● JOB
Your task is to filter the data below down to the lines holding "icon".

--- begin INPUT DATA ---

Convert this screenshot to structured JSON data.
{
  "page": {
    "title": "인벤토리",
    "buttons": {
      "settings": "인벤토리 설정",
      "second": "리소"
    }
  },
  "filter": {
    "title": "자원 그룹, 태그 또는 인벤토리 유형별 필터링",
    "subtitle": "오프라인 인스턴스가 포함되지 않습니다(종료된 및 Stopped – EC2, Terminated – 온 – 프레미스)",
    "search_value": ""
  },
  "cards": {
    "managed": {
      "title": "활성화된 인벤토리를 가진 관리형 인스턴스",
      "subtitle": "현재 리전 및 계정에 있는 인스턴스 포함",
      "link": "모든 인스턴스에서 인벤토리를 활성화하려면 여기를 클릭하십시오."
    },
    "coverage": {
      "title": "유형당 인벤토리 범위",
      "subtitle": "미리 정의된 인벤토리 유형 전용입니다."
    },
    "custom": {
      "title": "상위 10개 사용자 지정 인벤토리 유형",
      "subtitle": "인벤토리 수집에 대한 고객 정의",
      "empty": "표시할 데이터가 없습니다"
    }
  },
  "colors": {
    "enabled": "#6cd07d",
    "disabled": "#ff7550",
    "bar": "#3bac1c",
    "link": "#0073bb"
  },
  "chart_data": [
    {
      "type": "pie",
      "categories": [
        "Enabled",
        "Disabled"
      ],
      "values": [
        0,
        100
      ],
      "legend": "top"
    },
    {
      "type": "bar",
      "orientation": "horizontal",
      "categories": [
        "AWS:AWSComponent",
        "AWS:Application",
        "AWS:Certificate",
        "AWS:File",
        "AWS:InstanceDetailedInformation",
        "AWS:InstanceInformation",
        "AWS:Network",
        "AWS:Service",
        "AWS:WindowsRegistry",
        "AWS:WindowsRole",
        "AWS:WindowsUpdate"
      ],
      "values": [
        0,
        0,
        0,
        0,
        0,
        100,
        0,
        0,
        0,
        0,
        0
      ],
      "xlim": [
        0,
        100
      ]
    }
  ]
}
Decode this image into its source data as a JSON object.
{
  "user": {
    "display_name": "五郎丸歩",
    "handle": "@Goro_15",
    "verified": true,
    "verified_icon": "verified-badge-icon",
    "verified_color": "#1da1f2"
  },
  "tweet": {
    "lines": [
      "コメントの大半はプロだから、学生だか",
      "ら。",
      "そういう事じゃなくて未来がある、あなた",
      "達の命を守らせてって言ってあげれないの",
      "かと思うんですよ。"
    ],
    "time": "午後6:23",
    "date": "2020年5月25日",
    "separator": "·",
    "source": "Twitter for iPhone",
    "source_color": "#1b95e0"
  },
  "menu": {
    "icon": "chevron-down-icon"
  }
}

--- end INPUT DATA ---

● TASK ANSWER
    "verified_icon": "verified-badge-icon",
    "icon": "chevron-down-icon"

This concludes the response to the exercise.